[DATA TO PROCESS start]

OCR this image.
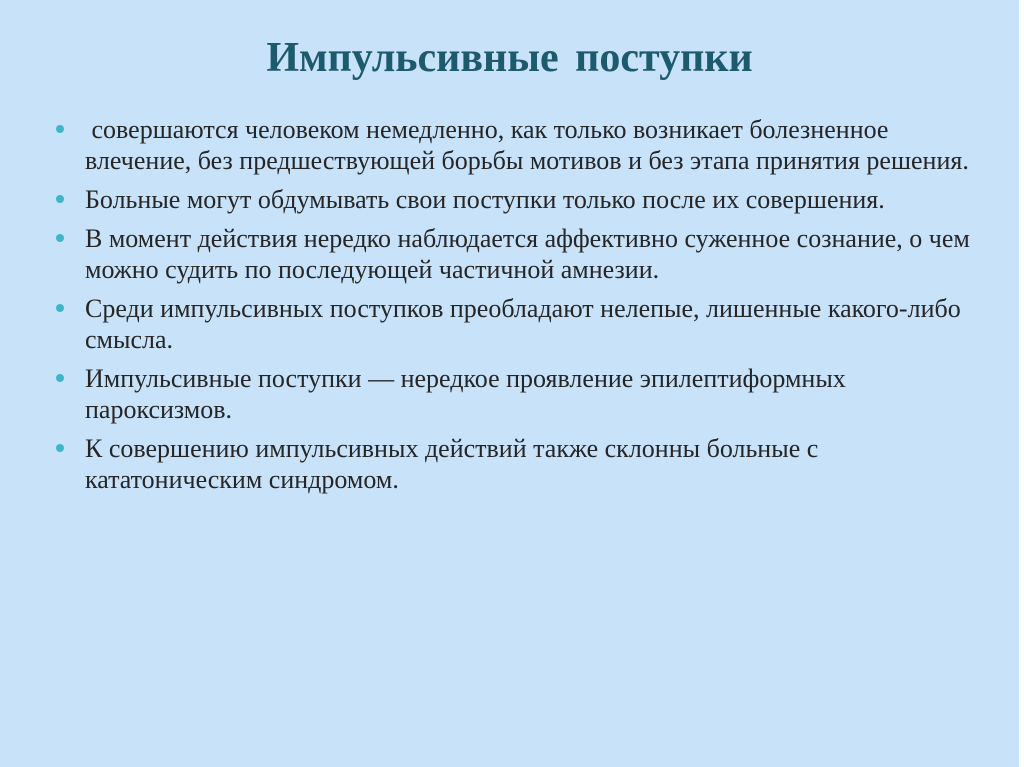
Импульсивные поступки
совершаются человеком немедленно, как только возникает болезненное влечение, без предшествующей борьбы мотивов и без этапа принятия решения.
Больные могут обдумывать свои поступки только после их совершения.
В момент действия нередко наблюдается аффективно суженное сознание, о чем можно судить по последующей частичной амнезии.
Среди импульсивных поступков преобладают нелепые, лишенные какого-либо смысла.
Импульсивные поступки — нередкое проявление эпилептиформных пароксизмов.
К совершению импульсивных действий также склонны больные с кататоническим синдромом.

[DATA TO PROCESS end]

* [SET EXERCISE] Pictures are to be left out; all else in the entries above is to be quoted exactly.

* [TASK OUTPUT]
OCR this image.
Импульсивные поступки
совершаются человеком немедленно, как только возникает болезненное влечение, без предшествующей борьбы мотивов и без этапа принятия решения.
Больные могут обдумывать свои поступки только после их совершения.
В момент действия нередко наблюдается аффективно суженное сознание, о чем можно судить по последующей частичной амнезии.
Среди импульсивных поступков преобладают нелепые, лишенные какого-либо смысла.
Импульсивные поступки — нередкое проявление эпилептиформных пароксизмов.
К совершению импульсивных действий также склонны больные с кататоническим синдромом.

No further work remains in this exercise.